Short problem:
Quote all of the data below exactly, please.

Task inputs:
* * * * *
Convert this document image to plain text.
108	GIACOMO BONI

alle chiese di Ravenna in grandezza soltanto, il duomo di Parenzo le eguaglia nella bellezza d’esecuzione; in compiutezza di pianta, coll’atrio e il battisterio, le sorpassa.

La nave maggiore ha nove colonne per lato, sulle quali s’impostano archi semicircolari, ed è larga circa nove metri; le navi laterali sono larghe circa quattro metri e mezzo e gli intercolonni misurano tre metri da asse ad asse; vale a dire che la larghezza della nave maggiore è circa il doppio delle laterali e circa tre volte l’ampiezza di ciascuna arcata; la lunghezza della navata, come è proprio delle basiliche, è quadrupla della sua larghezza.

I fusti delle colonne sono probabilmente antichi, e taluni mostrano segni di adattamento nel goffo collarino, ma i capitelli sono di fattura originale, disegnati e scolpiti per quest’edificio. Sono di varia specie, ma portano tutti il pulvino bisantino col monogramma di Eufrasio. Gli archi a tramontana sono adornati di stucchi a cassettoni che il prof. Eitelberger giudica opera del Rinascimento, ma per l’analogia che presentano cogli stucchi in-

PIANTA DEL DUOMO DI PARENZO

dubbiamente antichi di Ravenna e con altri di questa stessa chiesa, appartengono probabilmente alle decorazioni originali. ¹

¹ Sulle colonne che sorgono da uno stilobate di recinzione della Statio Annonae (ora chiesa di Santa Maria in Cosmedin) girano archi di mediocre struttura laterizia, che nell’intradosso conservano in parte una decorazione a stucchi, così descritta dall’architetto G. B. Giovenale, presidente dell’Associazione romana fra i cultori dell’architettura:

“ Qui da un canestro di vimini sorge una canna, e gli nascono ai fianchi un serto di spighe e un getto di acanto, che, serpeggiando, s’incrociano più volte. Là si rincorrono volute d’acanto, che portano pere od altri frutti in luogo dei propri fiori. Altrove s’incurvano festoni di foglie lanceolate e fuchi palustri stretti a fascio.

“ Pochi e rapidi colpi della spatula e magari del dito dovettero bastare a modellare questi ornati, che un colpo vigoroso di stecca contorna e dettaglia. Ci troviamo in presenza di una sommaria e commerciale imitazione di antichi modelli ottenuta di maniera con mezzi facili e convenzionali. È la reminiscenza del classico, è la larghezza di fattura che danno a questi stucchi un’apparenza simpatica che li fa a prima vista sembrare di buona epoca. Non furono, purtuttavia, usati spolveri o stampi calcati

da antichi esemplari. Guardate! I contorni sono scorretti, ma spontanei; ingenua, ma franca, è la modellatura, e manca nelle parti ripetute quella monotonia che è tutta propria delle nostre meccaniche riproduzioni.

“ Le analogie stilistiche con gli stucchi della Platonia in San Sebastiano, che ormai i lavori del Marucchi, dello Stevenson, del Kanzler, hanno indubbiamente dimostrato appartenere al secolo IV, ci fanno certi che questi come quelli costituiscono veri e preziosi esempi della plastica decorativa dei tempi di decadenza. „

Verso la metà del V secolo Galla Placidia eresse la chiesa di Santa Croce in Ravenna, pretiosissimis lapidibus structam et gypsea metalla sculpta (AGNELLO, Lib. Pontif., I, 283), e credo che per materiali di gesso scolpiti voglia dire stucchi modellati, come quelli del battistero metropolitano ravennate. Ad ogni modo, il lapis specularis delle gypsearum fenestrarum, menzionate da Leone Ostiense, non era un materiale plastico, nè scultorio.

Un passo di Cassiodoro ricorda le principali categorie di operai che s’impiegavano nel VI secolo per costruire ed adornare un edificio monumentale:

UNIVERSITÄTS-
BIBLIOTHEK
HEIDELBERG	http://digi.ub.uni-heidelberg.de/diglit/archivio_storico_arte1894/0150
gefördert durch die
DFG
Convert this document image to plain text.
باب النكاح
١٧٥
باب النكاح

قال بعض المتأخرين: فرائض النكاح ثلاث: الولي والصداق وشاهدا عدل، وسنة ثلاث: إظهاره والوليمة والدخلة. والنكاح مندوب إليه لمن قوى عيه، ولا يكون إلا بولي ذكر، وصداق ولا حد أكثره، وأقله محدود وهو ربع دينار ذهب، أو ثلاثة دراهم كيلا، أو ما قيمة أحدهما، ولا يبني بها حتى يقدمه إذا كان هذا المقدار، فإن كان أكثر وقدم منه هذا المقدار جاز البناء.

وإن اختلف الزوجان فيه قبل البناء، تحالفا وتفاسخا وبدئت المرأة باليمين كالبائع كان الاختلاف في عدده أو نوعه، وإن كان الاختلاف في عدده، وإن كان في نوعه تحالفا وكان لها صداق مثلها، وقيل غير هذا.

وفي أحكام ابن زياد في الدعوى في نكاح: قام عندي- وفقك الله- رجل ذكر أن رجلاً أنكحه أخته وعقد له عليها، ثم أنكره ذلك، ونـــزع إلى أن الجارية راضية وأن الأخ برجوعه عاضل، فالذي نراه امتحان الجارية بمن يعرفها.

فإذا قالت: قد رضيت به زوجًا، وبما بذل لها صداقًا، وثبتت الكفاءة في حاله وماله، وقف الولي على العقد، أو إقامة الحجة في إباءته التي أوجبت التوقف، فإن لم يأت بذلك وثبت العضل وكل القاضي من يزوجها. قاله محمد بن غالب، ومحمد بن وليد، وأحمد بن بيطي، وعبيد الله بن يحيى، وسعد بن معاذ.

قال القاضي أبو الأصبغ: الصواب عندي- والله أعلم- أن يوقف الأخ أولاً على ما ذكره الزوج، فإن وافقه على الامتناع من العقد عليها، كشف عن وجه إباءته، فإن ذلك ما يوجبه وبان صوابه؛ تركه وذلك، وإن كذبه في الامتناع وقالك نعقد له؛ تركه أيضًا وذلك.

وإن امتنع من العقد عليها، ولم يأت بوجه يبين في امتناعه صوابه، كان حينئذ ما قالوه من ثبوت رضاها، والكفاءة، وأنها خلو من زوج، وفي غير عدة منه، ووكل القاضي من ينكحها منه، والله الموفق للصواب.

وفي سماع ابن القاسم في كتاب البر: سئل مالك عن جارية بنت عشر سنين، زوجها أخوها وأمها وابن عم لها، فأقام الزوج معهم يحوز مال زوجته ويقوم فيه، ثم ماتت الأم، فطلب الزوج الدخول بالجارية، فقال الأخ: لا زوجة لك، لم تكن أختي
* * * * *
Completed exercise:
Convert this document image to plain text.
108	GIACOMO BONI

alle chiese di Ravenna in grandezza soltanto, il duomo di Parenzo le eguaglia nella bellezza d’esecuzione; in compiutezza di pianta, coll’atrio e il battisterio, le sorpassa.

La nave maggiore ha nove colonne per lato, sulle quali s’impostano archi semicircolari, ed è larga circa nove metri; le navi laterali sono larghe circa quattro metri e mezzo e gli intercolonni misurano tre metri da asse ad asse; vale a dire che la larghezza della nave maggiore è circa il doppio delle laterali e circa tre volte l’ampiezza di ciascuna arcata; la lunghezza della navata, come è proprio delle basiliche, è quadrupla della sua larghezza.

I fusti delle colonne sono probabilmente antichi, e taluni mostrano segni di adattamento nel goffo collarino, ma i capitelli sono di fattura originale, disegnati e scolpiti per quest’edificio. Sono di varia specie, ma portano tutti il pulvino bisantino col monogramma di Eufrasio. Gli archi a tramontana sono adornati di stucchi a cassettoni che il prof. Eitelberger giudica opera del Rinascimento, ma per l’analogia che presentano cogli stucchi in-

PIANTA DEL DUOMO DI PARENZO

dubbiamente antichi di Ravenna e con altri di questa stessa chiesa, appartengono probabilmente alle decorazioni originali. ¹

¹ Sulle colonne che sorgono da uno stilobate di recinzione della Statio Annonae (ora chiesa di Santa Maria in Cosmedin) girano archi di mediocre struttura laterizia, che nell’intradosso conservano in parte una decorazione a stucchi, così descritta dall’architetto G. B. Giovenale, presidente dell’Associazione romana fra i cultori dell’architettura:

“ Qui da un canestro di vimini sorge una canna, e gli nascono ai fianchi un serto di spighe e un getto di acanto, che, serpeggiando, s’incrociano più volte. Là si rincorrono volute d’acanto, che portano pere od altri frutti in luogo dei propri fiori. Altrove s’incurvano festoni di foglie lanceolate e fuchi palustri stretti a fascio.

“ Pochi e rapidi colpi della spatula e magari del dito dovettero bastare a modellare questi ornati, che un colpo vigoroso di stecca contorna e dettaglia. Ci troviamo in presenza di una sommaria e commerciale imitazione di antichi modelli ottenuta di maniera con mezzi facili e convenzionali. È la reminiscenza del classico, è la larghezza di fattura che danno a questi stucchi un’apparenza simpatica che li fa a prima vista sembrare di buona epoca. Non furono, purtuttavia, usati spolveri o stampi calcati

da antichi esemplari. Guardate! I contorni sono scorretti, ma spontanei; ingenua, ma franca, è la modellatura, e manca nelle parti ripetute quella monotonia che è tutta propria delle nostre meccaniche riproduzioni.

“ Le analogie stilistiche con gli stucchi della Platonia in San Sebastiano, che ormai i lavori del Marucchi, dello Stevenson, del Kanzler, hanno indubbiamente dimostrato appartenere al secolo IV, ci fanno certi che questi come quelli costituiscono veri e preziosi esempi della plastica decorativa dei tempi di decadenza. „

Verso la metà del V secolo Galla Placidia eresse la chiesa di Santa Croce in Ravenna, pretiosissimis lapidibus structam et gypsea metalla sculpta (AGNELLO, Lib. Pontif., I, 283), e credo che per materiali di gesso scolpiti voglia dire stucchi modellati, come quelli del battistero metropolitano ravennate. Ad ogni modo, il lapis specularis delle gypsearum fenestrarum, menzionate da Leone Ostiense, non era un materiale plastico, nè scultorio.

Un passo di Cassiodoro ricorda le principali categorie di operai che s’impiegavano nel VI secolo per costruire ed adornare un edificio monumentale:

UNIVERSITÄTS-
BIBLIOTHEK
HEIDELBERG	http://digi.ub.uni-heidelberg.de/diglit/archivio_storico_arte1894/0150
gefördert durch die
DFG
Convert this document image to plain text.
باب النكاح
١٧٥
باب النكاح

قال بعض المتأخرين: فرائض النكاح ثلاث: الولي والصداق وشاهدا عدل، وسنة ثلاث: إظهاره والوليمة والدخلة. والنكاح مندوب إليه لمن قوى عيه، ولا يكون إلا بولي ذكر، وصداق ولا حد أكثره، وأقله محدود وهو ربع دينار ذهب، أو ثلاثة دراهم كيلا، أو ما قيمة أحدهما، ولا يبني بها حتى يقدمه إذا كان هذا المقدار، فإن كان أكثر وقدم منه هذا المقدار جاز البناء.

وإن اختلف الزوجان فيه قبل البناء، تحالفا وتفاسخا وبدئت المرأة باليمين كالبائع كان الاختلاف في عدده أو نوعه، وإن كان الاختلاف في عدده، وإن كان في نوعه تحالفا وكان لها صداق مثلها، وقيل غير هذا.

وفي أحكام ابن زياد في الدعوى في نكاح: قام عندي- وفقك الله- رجل ذكر أن رجلاً أنكحه أخته وعقد له عليها، ثم أنكره ذلك، ونـــزع إلى أن الجارية راضية وأن الأخ برجوعه عاضل، فالذي نراه امتحان الجارية بمن يعرفها.

فإذا قالت: قد رضيت به زوجًا، وبما بذل لها صداقًا، وثبتت الكفاءة في حاله وماله، وقف الولي على العقد، أو إقامة الحجة في إباءته التي أوجبت التوقف، فإن لم يأت بذلك وثبت العضل وكل القاضي من يزوجها. قاله محمد بن غالب، ومحمد بن وليد، وأحمد بن بيطي، وعبيد الله بن يحيى، وسعد بن معاذ.

قال القاضي أبو الأصبغ: الصواب عندي- والله أعلم- أن يوقف الأخ أولاً على ما ذكره الزوج، فإن وافقه على الامتناع من العقد عليها، كشف عن وجه إباءته، فإن ذلك ما يوجبه وبان صوابه؛ تركه وذلك، وإن كذبه في الامتناع وقالك نعقد له؛ تركه أيضًا وذلك.

وإن امتنع من العقد عليها، ولم يأت بوجه يبين في امتناعه صوابه، كان حينئذ ما قالوه من ثبوت رضاها، والكفاءة، وأنها خلو من زوج، وفي غير عدة منه، ووكل القاضي من ينكحها منه، والله الموفق للصواب.

وفي سماع ابن القاسم في كتاب البر: سئل مالك عن جارية بنت عشر سنين، زوجها أخوها وأمها وابن عم لها، فأقام الزوج معهم يحوز مال زوجته ويقوم فيه، ثم ماتت الأم، فطلب الزوج الدخول بالجارية، فقال الأخ: لا زوجة لك، لم تكن أختي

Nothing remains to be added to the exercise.